_Provided records_
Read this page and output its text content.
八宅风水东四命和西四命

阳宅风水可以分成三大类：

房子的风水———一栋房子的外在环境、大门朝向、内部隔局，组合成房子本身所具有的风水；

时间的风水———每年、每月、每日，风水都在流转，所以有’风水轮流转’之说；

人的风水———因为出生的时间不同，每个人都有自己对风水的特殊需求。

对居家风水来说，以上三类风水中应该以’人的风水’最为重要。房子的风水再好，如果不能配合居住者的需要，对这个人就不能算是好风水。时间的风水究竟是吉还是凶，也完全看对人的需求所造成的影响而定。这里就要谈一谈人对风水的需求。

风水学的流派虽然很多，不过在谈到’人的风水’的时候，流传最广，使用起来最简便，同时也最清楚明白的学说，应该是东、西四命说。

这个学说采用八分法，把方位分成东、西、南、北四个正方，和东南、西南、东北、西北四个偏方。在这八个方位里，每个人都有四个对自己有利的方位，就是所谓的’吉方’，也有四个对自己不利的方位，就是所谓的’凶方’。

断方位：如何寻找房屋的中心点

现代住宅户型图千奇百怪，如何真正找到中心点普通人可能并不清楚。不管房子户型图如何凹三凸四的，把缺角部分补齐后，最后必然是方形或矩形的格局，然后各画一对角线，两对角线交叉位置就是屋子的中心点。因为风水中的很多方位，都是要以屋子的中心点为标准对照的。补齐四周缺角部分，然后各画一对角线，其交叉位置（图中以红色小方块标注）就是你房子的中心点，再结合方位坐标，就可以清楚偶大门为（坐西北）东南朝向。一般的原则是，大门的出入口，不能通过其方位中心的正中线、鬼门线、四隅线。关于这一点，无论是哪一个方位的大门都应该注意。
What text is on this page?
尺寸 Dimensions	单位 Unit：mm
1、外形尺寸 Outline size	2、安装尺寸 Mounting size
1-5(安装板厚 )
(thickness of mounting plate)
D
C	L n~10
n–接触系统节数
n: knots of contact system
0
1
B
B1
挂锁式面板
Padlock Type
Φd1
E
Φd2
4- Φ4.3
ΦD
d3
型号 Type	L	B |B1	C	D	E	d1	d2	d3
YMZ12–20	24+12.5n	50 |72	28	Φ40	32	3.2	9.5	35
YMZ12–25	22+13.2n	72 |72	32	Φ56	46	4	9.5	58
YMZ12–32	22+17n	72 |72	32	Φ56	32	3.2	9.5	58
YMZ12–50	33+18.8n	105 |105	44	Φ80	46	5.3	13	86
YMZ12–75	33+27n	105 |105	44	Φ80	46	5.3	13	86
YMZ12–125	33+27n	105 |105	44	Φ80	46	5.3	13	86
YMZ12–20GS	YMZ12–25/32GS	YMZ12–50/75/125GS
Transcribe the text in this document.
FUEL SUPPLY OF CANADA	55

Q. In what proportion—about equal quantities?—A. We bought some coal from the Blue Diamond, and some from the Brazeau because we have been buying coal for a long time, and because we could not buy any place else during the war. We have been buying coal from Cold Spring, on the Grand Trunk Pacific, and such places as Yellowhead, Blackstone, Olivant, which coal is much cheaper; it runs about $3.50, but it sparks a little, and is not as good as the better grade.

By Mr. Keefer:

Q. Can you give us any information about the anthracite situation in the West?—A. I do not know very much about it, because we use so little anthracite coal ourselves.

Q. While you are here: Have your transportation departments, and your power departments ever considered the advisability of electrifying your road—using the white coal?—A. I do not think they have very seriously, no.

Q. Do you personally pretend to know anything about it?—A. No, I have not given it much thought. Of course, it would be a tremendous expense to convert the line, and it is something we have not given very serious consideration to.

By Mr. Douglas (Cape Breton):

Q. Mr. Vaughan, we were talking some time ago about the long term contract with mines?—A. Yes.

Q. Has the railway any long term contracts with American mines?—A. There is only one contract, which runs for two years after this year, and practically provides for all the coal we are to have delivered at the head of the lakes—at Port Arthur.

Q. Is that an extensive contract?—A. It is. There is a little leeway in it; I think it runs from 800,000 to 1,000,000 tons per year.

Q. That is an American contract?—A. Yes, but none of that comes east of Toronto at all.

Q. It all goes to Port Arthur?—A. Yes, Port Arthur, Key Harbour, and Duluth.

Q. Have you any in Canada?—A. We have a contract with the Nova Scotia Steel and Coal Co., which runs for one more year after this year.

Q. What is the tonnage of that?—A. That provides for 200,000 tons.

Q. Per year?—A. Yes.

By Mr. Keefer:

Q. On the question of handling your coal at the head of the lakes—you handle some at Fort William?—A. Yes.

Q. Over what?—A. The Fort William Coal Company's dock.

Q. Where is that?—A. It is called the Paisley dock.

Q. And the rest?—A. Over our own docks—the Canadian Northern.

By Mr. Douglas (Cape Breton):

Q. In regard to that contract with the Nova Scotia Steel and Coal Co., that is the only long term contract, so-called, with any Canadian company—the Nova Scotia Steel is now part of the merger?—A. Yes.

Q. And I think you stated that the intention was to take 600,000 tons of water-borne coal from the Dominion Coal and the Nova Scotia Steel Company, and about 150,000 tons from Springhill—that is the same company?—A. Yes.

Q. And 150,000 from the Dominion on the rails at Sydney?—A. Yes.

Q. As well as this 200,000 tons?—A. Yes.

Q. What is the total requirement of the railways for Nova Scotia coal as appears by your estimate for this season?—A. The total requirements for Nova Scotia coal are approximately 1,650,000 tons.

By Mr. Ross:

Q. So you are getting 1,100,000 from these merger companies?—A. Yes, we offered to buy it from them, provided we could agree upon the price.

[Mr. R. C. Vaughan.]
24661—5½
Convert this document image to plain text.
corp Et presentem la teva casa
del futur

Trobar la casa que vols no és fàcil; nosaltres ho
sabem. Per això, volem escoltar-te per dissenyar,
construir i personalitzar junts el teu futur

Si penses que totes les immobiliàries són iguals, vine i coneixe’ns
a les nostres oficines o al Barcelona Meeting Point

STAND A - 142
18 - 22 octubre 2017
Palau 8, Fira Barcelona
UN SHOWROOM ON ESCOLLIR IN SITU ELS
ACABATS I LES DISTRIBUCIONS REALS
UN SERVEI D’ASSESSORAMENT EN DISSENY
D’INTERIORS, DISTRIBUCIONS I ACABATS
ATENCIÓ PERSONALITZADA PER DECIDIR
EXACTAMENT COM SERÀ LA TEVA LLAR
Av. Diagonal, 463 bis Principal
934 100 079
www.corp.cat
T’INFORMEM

_Challenge_
Return each line with "DISTRIBUCIONS".

_Response to the task_
ACABATS I LES DISTRIBUCIONS REALS
D’INTERIORS, DISTRIBUCIONS I ACABATS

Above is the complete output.